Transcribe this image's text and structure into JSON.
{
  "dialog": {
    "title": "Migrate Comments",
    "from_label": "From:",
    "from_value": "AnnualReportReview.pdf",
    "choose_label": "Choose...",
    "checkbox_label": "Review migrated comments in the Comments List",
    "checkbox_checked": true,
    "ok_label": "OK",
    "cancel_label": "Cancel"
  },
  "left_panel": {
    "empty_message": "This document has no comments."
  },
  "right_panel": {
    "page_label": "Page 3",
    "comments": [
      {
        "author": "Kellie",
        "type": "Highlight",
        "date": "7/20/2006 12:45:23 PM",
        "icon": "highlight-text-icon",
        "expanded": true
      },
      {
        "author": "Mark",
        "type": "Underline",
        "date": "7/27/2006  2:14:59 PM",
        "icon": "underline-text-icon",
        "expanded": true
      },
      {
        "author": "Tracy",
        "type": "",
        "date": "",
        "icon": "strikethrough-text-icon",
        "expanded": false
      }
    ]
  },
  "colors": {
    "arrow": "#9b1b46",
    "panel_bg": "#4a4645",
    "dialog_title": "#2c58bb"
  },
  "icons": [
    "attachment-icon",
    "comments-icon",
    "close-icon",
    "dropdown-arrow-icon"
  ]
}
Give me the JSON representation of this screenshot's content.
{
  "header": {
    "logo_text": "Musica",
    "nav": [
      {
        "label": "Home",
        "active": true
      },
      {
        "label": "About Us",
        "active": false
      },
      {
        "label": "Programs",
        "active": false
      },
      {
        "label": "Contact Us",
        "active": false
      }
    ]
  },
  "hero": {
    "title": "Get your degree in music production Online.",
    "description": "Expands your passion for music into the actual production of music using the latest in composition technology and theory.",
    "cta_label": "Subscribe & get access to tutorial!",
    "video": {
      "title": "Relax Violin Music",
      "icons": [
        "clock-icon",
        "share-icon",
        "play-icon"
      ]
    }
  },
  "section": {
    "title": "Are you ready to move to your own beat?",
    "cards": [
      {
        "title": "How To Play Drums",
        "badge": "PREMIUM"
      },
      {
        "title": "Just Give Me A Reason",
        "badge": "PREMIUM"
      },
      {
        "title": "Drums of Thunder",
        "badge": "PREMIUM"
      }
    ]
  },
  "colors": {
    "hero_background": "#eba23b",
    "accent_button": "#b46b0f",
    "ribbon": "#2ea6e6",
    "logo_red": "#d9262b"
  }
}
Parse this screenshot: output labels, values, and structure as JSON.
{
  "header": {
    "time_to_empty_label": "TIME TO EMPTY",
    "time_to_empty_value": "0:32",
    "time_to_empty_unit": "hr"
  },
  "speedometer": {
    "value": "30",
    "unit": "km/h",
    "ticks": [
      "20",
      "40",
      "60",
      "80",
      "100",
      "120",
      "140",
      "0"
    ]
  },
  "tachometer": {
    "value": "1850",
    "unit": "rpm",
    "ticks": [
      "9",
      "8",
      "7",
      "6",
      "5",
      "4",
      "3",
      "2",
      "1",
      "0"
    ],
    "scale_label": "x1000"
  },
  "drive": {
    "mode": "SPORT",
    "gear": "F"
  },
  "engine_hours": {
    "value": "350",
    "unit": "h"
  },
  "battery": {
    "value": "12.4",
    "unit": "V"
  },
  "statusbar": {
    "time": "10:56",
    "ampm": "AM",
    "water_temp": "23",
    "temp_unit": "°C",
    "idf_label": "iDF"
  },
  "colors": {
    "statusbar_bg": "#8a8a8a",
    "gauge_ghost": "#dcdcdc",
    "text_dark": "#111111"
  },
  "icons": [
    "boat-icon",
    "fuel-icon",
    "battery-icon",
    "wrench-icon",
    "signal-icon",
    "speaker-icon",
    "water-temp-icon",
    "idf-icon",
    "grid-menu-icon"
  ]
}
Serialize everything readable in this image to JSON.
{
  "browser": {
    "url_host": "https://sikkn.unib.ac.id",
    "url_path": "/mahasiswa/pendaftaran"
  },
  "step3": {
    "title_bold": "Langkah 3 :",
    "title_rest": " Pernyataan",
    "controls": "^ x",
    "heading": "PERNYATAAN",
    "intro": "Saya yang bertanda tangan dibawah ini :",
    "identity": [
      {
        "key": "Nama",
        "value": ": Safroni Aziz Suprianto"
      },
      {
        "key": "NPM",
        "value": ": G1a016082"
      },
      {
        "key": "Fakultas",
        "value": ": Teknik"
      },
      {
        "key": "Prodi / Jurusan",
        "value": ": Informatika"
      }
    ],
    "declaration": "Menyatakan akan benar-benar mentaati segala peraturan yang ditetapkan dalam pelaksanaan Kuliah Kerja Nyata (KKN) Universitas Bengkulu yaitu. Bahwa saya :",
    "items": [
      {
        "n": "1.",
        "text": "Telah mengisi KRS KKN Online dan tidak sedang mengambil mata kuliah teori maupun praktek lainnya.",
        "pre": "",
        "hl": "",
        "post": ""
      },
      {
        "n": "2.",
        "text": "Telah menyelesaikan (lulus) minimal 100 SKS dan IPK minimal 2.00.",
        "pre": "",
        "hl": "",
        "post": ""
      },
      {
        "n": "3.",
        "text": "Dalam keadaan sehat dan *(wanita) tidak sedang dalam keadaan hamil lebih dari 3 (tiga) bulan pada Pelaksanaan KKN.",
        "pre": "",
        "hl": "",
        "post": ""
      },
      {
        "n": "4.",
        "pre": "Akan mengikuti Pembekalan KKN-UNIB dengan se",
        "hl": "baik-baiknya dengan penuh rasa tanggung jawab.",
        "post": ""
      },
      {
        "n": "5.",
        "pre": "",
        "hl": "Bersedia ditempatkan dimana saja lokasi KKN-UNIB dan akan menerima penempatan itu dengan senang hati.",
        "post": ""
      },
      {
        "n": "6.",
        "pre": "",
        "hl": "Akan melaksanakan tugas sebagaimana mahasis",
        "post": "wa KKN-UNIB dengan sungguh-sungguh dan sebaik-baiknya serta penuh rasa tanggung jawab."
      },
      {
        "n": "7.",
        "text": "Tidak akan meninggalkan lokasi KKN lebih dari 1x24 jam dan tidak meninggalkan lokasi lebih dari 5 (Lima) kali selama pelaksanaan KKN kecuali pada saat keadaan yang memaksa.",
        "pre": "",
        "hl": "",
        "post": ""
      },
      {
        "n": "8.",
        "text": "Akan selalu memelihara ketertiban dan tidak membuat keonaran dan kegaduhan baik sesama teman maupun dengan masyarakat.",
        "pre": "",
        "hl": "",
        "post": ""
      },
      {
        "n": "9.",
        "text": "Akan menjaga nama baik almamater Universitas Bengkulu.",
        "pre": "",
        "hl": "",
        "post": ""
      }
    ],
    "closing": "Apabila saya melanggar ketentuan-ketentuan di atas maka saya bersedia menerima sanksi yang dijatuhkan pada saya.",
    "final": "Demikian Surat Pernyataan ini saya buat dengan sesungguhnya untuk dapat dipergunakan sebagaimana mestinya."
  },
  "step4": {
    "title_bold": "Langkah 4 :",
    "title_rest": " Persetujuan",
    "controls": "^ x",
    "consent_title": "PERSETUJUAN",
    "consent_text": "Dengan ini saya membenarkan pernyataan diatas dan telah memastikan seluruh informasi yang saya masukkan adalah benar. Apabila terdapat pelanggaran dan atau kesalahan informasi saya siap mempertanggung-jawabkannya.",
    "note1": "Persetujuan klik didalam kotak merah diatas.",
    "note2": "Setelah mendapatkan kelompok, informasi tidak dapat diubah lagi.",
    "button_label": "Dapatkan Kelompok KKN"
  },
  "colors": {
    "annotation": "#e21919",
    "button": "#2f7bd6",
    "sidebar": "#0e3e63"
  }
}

________________________

Set problem: Copy out the lines in which the string "baiknya" appears.

Result for this exercise:
        "hl": "baik-baiknya dengan penuh rasa tanggung jawab.",
        "post": "wa KKN-UNIB dengan sungguh-sungguh dan sebaik-baiknya serta penuh rasa tanggung jawab."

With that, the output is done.